## EXCERPTED RECORDS

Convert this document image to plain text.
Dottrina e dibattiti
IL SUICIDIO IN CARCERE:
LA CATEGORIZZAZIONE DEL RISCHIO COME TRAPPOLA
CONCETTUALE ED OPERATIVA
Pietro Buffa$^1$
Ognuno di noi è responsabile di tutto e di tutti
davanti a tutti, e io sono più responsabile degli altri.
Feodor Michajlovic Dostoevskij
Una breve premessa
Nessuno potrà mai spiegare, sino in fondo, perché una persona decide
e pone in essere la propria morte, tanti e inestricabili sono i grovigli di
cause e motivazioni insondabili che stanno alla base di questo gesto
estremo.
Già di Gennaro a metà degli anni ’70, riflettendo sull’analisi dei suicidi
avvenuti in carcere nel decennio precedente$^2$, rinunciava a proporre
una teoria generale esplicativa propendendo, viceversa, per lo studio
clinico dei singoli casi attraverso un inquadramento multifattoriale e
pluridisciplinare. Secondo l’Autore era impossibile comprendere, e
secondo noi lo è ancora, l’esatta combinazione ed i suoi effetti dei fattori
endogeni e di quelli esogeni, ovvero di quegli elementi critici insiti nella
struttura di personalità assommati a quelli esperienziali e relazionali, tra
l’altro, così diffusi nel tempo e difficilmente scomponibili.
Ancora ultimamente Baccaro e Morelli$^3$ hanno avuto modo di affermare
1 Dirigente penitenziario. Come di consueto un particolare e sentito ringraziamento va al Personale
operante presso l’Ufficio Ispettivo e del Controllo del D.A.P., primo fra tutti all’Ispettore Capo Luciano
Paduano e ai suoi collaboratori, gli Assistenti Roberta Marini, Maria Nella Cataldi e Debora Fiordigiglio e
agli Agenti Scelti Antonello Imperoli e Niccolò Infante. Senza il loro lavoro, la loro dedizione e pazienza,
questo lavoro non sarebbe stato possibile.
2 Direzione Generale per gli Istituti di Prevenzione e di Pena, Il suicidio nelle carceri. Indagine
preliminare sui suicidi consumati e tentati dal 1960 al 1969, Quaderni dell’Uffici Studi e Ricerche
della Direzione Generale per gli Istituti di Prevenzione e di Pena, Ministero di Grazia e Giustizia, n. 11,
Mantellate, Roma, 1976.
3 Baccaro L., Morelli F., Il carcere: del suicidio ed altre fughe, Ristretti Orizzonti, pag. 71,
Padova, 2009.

## DESCRIPTION OF THE TASK
Reproduce the data in full, exactly as presented.

## RESULT OF THIS TASK
Convert this document image to plain text.
Dottrina e dibattiti
IL SUICIDIO IN CARCERE:
LA CATEGORIZZAZIONE DEL RISCHIO COME TRAPPOLA
CONCETTUALE ED OPERATIVA
Pietro Buffa$^1$
Ognuno di noi è responsabile di tutto e di tutti
davanti a tutti, e io sono più responsabile degli altri.
Feodor Michajlovic Dostoevskij
Una breve premessa
Nessuno potrà mai spiegare, sino in fondo, perché una persona decide
e pone in essere la propria morte, tanti e inestricabili sono i grovigli di
cause e motivazioni insondabili che stanno alla base di questo gesto
estremo.
Già di Gennaro a metà degli anni ’70, riflettendo sull’analisi dei suicidi
avvenuti in carcere nel decennio precedente$^2$, rinunciava a proporre
una teoria generale esplicativa propendendo, viceversa, per lo studio
clinico dei singoli casi attraverso un inquadramento multifattoriale e
pluridisciplinare. Secondo l’Autore era impossibile comprendere, e
secondo noi lo è ancora, l’esatta combinazione ed i suoi effetti dei fattori
endogeni e di quelli esogeni, ovvero di quegli elementi critici insiti nella
struttura di personalità assommati a quelli esperienziali e relazionali, tra
l’altro, così diffusi nel tempo e difficilmente scomponibili.
Ancora ultimamente Baccaro e Morelli$^3$ hanno avuto modo di affermare
1 Dirigente penitenziario. Come di consueto un particolare e sentito ringraziamento va al Personale
operante presso l’Ufficio Ispettivo e del Controllo del D.A.P., primo fra tutti all’Ispettore Capo Luciano
Paduano e ai suoi collaboratori, gli Assistenti Roberta Marini, Maria Nella Cataldi e Debora Fiordigiglio e
agli Agenti Scelti Antonello Imperoli e Niccolò Infante. Senza il loro lavoro, la loro dedizione e pazienza,
questo lavoro non sarebbe stato possibile.
2 Direzione Generale per gli Istituti di Prevenzione e di Pena, Il suicidio nelle carceri. Indagine
preliminare sui suicidi consumati e tentati dal 1960 al 1969, Quaderni dell’Uffici Studi e Ricerche
della Direzione Generale per gli Istituti di Prevenzione e di Pena, Ministero di Grazia e Giustizia, n. 11,
Mantellate, Roma, 1976.
3 Baccaro L., Morelli F., Il carcere: del suicidio ed altre fughe, Ristretti Orizzonti, pag. 71,
Padova, 2009.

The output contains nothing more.